■ **Stated task**:
Copy every line of the data below without changing anything.

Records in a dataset
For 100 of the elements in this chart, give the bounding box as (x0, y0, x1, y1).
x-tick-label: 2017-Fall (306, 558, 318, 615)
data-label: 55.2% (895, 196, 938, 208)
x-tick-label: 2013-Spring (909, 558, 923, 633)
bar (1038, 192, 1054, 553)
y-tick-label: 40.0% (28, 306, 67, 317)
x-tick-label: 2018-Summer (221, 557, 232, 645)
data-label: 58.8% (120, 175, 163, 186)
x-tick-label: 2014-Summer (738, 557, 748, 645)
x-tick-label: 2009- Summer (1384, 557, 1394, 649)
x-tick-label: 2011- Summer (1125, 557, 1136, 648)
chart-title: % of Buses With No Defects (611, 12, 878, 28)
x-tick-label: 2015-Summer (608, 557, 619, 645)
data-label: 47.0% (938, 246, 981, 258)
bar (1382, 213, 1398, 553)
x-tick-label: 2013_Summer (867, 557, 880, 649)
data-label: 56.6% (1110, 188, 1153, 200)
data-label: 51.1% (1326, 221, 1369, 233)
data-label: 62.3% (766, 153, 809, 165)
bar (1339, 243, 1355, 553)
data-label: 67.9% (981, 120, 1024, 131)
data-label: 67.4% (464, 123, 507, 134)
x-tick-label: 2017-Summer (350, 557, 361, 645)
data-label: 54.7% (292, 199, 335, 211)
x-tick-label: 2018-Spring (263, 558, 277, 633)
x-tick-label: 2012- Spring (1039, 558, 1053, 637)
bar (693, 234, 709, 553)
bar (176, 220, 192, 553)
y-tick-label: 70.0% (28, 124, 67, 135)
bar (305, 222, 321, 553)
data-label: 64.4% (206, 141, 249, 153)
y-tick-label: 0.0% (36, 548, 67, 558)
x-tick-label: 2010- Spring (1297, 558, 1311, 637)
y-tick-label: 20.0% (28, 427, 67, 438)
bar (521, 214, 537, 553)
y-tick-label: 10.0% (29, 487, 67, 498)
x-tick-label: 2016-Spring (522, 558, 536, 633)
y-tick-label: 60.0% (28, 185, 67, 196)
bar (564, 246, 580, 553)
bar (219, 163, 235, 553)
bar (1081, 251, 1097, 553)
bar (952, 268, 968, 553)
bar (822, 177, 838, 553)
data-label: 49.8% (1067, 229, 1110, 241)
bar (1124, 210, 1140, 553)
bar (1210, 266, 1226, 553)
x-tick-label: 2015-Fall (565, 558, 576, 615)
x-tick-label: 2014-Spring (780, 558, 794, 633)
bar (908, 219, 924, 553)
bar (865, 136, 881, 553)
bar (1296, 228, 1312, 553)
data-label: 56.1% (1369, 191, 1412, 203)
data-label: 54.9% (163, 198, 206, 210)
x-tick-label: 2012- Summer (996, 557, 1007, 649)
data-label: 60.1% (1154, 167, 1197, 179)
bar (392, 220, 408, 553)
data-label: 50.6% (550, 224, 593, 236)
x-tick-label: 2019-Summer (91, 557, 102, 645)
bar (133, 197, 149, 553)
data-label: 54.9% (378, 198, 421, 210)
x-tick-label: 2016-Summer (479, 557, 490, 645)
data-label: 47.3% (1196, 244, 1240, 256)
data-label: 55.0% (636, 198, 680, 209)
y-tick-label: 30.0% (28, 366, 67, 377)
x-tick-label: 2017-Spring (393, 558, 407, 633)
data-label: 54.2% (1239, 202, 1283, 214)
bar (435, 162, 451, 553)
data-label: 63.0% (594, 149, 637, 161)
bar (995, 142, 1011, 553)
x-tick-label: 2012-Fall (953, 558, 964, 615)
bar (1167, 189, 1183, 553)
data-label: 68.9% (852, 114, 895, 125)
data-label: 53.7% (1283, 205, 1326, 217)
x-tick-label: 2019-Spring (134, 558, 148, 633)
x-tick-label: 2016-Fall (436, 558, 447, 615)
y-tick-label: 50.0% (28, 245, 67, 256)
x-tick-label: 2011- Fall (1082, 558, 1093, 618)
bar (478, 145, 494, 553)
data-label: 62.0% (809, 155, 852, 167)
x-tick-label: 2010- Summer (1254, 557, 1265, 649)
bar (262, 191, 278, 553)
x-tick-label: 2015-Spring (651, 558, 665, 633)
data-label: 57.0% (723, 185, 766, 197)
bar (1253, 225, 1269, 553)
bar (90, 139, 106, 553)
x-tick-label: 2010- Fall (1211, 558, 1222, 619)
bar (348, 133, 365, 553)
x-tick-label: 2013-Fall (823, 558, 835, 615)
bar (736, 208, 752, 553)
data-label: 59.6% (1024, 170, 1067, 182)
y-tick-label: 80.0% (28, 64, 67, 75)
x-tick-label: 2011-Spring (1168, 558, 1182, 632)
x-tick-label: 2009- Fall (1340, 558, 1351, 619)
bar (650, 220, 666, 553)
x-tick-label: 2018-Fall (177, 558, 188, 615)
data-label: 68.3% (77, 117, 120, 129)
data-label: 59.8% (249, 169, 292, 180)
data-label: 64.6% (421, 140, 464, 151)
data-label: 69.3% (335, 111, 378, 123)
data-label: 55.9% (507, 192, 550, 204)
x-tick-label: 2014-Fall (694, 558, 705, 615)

■ **Reply to the exercise**:
For 100 of the elements in this chart, give the bounding box as (x0, y0, x1, y1).
x-tick-label: 2017-Fall (306, 558, 318, 615)
data-label: 55.2% (895, 196, 938, 208)
x-tick-label: 2013-Spring (909, 558, 923, 633)
bar (1038, 192, 1054, 553)
y-tick-label: 40.0% (28, 306, 67, 317)
x-tick-label: 2018-Summer (221, 557, 232, 645)
data-label: 58.8% (120, 175, 163, 186)
x-tick-label: 2014-Summer (738, 557, 748, 645)
x-tick-label: 2009- Summer (1384, 557, 1394, 649)
x-tick-label: 2011- Summer (1125, 557, 1136, 648)
chart-title: % of Buses With No Defects (611, 12, 878, 28)
x-tick-label: 2015-Summer (608, 557, 619, 645)
data-label: 47.0% (938, 246, 981, 258)
bar (1382, 213, 1398, 553)
x-tick-label: 2013_Summer (867, 557, 880, 649)
data-label: 56.6% (1110, 188, 1153, 200)
data-label: 51.1% (1326, 221, 1369, 233)
data-label: 62.3% (766, 153, 809, 165)
bar (1339, 243, 1355, 553)
data-label: 67.9% (981, 120, 1024, 131)
data-label: 67.4% (464, 123, 507, 134)
x-tick-label: 2017-Summer (350, 557, 361, 645)
data-label: 54.7% (292, 199, 335, 211)
x-tick-label: 2018-Spring (263, 558, 277, 633)
x-tick-label: 2012- Spring (1039, 558, 1053, 637)
bar (693, 234, 709, 553)
bar (176, 220, 192, 553)
y-tick-label: 70.0% (28, 124, 67, 135)
bar (305, 222, 321, 553)
data-label: 64.4% (206, 141, 249, 153)
y-tick-label: 0.0% (36, 548, 67, 558)
x-tick-label: 2010- Spring (1297, 558, 1311, 637)
y-tick-label: 20.0% (28, 427, 67, 438)
bar (521, 214, 537, 553)
y-tick-label: 10.0% (29, 487, 67, 498)
x-tick-label: 2016-Spring (522, 558, 536, 633)
y-tick-label: 60.0% (28, 185, 67, 196)
bar (564, 246, 580, 553)
bar (219, 163, 235, 553)
bar (1081, 251, 1097, 553)
bar (952, 268, 968, 553)
bar (822, 177, 838, 553)
data-label: 49.8% (1067, 229, 1110, 241)
bar (1124, 210, 1140, 553)
bar (1210, 266, 1226, 553)
x-tick-label: 2015-Fall (565, 558, 576, 615)
x-tick-label: 2014-Spring (780, 558, 794, 633)
bar (908, 219, 924, 553)
bar (865, 136, 881, 553)
bar (1296, 228, 1312, 553)
data-label: 56.1% (1369, 191, 1412, 203)
data-label: 54.9% (163, 198, 206, 210)
x-tick-label: 2012- Summer (996, 557, 1007, 649)
data-label: 60.1% (1154, 167, 1197, 179)
bar (392, 220, 408, 553)
data-label: 50.6% (550, 224, 593, 236)
x-tick-label: 2019-Summer (91, 557, 102, 645)
bar (133, 197, 149, 553)
data-label: 54.9% (378, 198, 421, 210)
x-tick-label: 2016-Summer (479, 557, 490, 645)
data-label: 47.3% (1196, 244, 1240, 256)
data-label: 55.0% (636, 198, 680, 209)
y-tick-label: 30.0% (28, 366, 67, 377)
x-tick-label: 2017-Spring (393, 558, 407, 633)
data-label: 54.2% (1239, 202, 1283, 214)
bar (435, 162, 451, 553)
data-label: 63.0% (594, 149, 637, 161)
bar (995, 142, 1011, 553)
x-tick-label: 2012-Fall (953, 558, 964, 615)
bar (1167, 189, 1183, 553)
data-label: 68.9% (852, 114, 895, 125)
data-label: 53.7% (1283, 205, 1326, 217)
x-tick-label: 2019-Spring (134, 558, 148, 633)
x-tick-label: 2016-Fall (436, 558, 447, 615)
y-tick-label: 50.0% (28, 245, 67, 256)
x-tick-label: 2011- Fall (1082, 558, 1093, 618)
bar (478, 145, 494, 553)
data-label: 62.0% (809, 155, 852, 167)
x-tick-label: 2010- Summer (1254, 557, 1265, 649)
bar (262, 191, 278, 553)
x-tick-label: 2015-Spring (651, 558, 665, 633)
data-label: 57.0% (723, 185, 766, 197)
bar (1253, 225, 1269, 553)
bar (90, 139, 106, 553)
x-tick-label: 2010- Fall (1211, 558, 1222, 619)
bar (348, 133, 365, 553)
x-tick-label: 2013-Fall (823, 558, 835, 615)
bar (736, 208, 752, 553)
data-label: 59.6% (1024, 170, 1067, 182)
y-tick-label: 80.0% (28, 64, 67, 75)
x-tick-label: 2011-Spring (1168, 558, 1182, 632)
x-tick-label: 2009- Fall (1340, 558, 1351, 619)
bar (650, 220, 666, 553)
x-tick-label: 2018-Fall (177, 558, 188, 615)
data-label: 68.3% (77, 117, 120, 129)
data-label: 59.8% (249, 169, 292, 180)
data-label: 64.6% (421, 140, 464, 151)
data-label: 69.3% (335, 111, 378, 123)
data-label: 55.9% (507, 192, 550, 204)
x-tick-label: 2014-Fall (694, 558, 705, 615)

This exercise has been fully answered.